> **Directions for this task**: Check each line of the listing for the string "participants", then state how many lines have it. Only the number is wanted.

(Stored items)
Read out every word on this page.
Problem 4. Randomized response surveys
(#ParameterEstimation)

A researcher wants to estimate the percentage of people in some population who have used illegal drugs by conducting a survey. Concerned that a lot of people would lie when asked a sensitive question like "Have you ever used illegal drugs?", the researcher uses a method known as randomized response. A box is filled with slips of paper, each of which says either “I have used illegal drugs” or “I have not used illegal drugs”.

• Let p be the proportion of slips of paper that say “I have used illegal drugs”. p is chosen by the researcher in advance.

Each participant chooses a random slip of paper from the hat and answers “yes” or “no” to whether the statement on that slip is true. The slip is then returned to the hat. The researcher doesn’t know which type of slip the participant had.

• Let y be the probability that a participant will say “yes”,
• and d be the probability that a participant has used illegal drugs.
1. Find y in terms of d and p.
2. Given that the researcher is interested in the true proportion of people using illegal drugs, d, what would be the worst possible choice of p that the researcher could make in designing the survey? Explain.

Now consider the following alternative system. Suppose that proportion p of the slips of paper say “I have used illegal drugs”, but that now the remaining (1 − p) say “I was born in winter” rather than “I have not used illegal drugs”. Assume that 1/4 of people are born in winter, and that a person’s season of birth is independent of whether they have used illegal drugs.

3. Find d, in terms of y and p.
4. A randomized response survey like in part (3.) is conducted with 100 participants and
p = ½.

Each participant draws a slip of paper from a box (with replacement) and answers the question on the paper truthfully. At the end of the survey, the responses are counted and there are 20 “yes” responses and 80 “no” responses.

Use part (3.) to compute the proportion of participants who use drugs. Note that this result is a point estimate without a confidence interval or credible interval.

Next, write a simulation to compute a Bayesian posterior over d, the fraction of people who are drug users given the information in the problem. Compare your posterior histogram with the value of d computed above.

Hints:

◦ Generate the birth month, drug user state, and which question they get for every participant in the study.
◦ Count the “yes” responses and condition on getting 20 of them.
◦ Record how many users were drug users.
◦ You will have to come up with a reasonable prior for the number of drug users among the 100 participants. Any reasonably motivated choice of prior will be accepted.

> **Full answer**: 3